本文 |
二都物語
wsws.org
2013年4月23日
4月15日のボストン爆破は依然アメリカ・マスコミの中心だ。ボストン毎年恒例のマラソンのゴール付近における二度の爆破で三人が亡くなり、170人以上が負傷し、重傷者は多い。
しかし、より恐ろしく破壊的な爆発、4月17日のテキサス州の田舎町ウエストのウエスト・ファーティライザー社工場爆発は、ニュースから消滅しているも同然だ。この出来事、どう見ても起こるべくして起きた労働災害で、14人が死亡し、中には重傷者もいる200人の負傷者がでた。この爆発は、事実上、工場に隣接した住宅地の5ブロックを破壊し、50軒以上の家を押しつぶし、アパートを倒壊し、中学校と介護施設をひどく損壊させた。
ボストン大都市圏におしつけられた事実上の非常事態、前例のない、軍・警察によるアメリカの都市封鎖の口実は、住民保護の為には必要だったことになっている。全て、たった一人の19歳の若者を探し出すためだと言うのに、何千人もの兵士や警官の動員や、装甲車やブラックホーク・ヘリコプターの配備に疑念を持つのでなく、ひたすら恐怖を駆り立てたり、令状無しの違法な一軒一軒の捜索を応援したりすることを含め、警察国家支配の行為を称賛すべく、マスコミはできる限りのことを行い、今もそれを続けている。
ボストン・マラソン爆破事件は犯罪行為であり、加害者は起訴され、法の裁きを受けるべきだ。だが政治・マスコミ支配層内では、テキサス州ウエストで猛威を振るった爆発に対して責任がある連中に、法の裁きを受けさせようと言う気は皆無のようだ。この悲劇は既に、毎年約400万人の労働者が仕事中に負傷していて、2011年に、4,600人以上が仕事に関連した負傷で亡くなった国における、単なるもう一件の労働災害として扱われている。
火曜日、ホワイト・ハウスは、木曜日にオバマ大統領が、近くのテキサス州ウェーコのベイラー大学で行なわれる肥料工場爆発犠牲者追悼式典で演説すると発表した。大統領は既に、水曜夜、ダラスで資金集めのイベントを行ない、木曜日、ダラスでのジョージ・W・ブッシュ図書館落成式に出席する予定だったので、タイミング的に好都合だった。
安全・衛生規則を無視した企業や、規則を施行する資源も意志も欠如している政府機関のおかげでおきた労働者の死や重傷に対するマスコミと政治家の冷淡さが、ボストン住民の安全に対する連中の懸念なるものの欺瞞を浮き彫りにしている。
オバマは、ベイラーに現れテキサス州ウエストの工場爆発の犠牲者にそら涙を流すまさに同じ日に、連邦の安全・衛生機関を骨抜きにし、“任意自己コンプライアンス”政策、つまり、従業員の生命や四肢のコストなどどうあれ、どうぞ規制を無視してくださいと所有者に言うのも同然のものを導入したホワイト・ハウス前任者を讃えるのだ。
オバマ自身も、企業の利益を増大すべく、労働安全衛生の実施を阻害する、十年にわたる超党派政策を継続している。彼の新予算は、労働安全衛生局が行なっていたコンプライアンス支援プログラムの削減を要求している。更に深刻な影響を与えるのが、3月にオバマが署名して法律となった歳出強制削減の結果で、衛生局予算は8パーセント削減される。

提供資料 |
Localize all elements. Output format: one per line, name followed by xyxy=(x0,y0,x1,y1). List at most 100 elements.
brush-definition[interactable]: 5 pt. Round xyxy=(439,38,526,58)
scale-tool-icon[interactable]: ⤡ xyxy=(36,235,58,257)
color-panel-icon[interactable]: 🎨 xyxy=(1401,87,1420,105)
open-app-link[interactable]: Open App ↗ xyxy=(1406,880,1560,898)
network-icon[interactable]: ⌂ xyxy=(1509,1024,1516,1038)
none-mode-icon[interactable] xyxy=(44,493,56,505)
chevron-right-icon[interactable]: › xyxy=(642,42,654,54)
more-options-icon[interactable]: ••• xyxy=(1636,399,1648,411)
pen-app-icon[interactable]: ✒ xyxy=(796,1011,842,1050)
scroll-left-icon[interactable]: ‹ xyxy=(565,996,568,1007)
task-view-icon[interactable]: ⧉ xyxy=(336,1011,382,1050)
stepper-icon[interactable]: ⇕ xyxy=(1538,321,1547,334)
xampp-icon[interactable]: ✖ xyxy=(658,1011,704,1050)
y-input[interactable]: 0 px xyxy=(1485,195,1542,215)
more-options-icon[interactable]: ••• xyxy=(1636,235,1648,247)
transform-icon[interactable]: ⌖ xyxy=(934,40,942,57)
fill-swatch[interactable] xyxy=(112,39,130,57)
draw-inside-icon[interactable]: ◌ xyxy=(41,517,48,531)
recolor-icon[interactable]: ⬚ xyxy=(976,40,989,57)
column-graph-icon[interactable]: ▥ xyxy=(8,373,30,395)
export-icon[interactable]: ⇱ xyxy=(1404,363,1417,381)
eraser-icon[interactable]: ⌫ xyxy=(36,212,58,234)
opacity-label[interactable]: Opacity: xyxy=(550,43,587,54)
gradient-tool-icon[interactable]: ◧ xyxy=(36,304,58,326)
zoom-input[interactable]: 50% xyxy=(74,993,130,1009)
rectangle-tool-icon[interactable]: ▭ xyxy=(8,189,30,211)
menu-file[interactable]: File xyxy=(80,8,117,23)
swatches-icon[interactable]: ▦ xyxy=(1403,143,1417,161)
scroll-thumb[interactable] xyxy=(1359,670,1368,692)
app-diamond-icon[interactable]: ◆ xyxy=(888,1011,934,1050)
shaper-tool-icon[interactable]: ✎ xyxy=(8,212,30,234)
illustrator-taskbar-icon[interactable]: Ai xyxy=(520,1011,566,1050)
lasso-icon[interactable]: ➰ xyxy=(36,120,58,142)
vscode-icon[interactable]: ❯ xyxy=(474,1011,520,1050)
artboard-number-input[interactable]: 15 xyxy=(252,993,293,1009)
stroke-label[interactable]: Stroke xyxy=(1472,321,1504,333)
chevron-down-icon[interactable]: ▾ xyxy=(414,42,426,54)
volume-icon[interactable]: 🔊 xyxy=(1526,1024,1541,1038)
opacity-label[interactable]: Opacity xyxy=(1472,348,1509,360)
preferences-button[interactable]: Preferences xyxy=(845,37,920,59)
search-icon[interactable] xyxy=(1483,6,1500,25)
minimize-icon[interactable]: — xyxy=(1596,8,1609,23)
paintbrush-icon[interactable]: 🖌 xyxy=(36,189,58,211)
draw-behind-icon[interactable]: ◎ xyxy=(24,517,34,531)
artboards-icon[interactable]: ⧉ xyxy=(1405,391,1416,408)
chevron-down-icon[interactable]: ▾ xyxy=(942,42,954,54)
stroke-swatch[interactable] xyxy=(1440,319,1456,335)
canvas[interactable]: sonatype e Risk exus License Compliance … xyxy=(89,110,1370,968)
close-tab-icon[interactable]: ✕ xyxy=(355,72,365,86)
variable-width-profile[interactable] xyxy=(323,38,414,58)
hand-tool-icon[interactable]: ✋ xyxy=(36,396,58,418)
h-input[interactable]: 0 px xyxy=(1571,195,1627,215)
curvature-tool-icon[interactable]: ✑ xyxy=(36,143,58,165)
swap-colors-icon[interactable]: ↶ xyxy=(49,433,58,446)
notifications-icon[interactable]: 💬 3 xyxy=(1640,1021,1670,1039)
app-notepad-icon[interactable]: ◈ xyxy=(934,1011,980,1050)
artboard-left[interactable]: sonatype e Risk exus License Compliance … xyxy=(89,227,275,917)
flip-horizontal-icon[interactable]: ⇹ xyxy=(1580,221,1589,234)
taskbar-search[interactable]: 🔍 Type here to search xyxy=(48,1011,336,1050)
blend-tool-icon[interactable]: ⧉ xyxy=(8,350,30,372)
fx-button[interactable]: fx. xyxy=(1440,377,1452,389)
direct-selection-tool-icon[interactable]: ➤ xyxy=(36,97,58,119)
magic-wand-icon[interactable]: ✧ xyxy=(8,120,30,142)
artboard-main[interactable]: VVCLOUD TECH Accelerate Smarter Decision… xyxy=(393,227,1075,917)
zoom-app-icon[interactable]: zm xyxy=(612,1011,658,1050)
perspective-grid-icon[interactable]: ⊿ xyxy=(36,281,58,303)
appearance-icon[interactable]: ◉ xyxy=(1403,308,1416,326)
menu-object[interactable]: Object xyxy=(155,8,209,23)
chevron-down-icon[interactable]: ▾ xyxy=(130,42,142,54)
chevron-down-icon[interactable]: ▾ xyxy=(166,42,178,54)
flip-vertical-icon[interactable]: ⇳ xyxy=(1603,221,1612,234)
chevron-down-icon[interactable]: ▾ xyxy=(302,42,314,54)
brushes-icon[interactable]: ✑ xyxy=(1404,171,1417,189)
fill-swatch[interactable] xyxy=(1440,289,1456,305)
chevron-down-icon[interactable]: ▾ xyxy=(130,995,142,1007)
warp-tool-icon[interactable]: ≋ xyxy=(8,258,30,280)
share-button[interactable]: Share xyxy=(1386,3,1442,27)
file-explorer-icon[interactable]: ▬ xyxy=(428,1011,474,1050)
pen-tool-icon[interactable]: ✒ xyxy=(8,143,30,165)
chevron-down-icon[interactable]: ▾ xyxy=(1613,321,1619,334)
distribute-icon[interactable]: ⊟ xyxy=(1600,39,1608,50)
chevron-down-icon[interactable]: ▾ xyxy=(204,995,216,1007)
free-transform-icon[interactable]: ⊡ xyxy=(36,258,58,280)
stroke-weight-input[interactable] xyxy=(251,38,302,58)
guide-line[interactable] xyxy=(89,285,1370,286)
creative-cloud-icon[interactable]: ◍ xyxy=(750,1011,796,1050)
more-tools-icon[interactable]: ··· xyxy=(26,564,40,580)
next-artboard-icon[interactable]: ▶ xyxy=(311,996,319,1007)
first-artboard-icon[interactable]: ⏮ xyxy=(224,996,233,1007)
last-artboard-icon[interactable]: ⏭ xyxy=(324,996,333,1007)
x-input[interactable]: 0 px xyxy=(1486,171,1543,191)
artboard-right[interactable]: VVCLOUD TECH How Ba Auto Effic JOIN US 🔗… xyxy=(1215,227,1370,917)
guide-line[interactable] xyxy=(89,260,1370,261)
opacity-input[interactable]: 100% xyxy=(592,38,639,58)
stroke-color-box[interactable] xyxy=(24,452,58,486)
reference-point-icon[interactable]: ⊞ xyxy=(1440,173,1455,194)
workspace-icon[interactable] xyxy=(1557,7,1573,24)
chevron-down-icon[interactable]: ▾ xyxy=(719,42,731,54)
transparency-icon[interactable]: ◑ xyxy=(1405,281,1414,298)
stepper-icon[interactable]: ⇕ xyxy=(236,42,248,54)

課題の内容 |
- 1) 本文によると、テキサス州ウエストの肥料工場爆発では何人が死亡したか。
- 2) 本文の「ボストン大都市圏におしつけら」から「の欺瞞を浮き彫りにしている。」までの部分を、「装甲車」を「軍用車両」に置き換えて更新してください。

各課題の結果 |
- 1) 14人が死亡した。

- 2)
ボストン大都市圏におしつけられた事実上の非常事態、前例のない、軍・警察によるアメリカの都市封鎖の口実は、住民保護の為には必要だったことになっている。全て、たった一人の19歳の若者を探し出すためだと言うのに、何千人もの兵士や警官の動員や、軍用車両やブラックホーク・ヘリコプターの配備に疑念を持つのでなく、ひたすら恐怖を駆り立てたり、令状無しの違法な一軒一軒の捜索を応援したりすることを含め、警察国家支配の行為を称賛すべく、マスコミはできる限りのことを行い、今もそれを続けている。
ボストン・マラソン爆破事件は犯罪行為であり、加害者は起訴され、法の裁きを受けるべきだ。だが政治・マスコミ支配層内では、テキサス州ウエストで猛威を振るった爆発に対して責任がある連中に、法の裁きを受けさせようと言う気は皆無のようだ。この悲劇は既に、毎年約400万人の労働者が仕事中に負傷していて、2011年に、4,600人以上が仕事に関連した負傷で亡くなった国における、単なるもう一件の労働災害として扱われている。
火曜日、ホワイト・ハウスは、木曜日にオバマ大統領が、近くのテキサス州ウェーコのベイラー大学で行なわれる肥料工場爆発犠牲者追悼式典で演説すると発表した。大統領は既に、水曜夜、ダラスで資金集めのイベントを行ない、木曜日、ダラスでのジョージ・W・ブッシュ図書館落成式に出席する予定だったので、タイミング的に好都合だった。
安全・衛生規則を無視した企業や、規則を施行する資源も意志も欠如している政府機関のおかげでおきた労働者の死や重傷に対するマスコミと政治家の冷淡さが、ボストン住民の安全に対する連中の懸念なるものの欺瞞を浮き彫りにしている。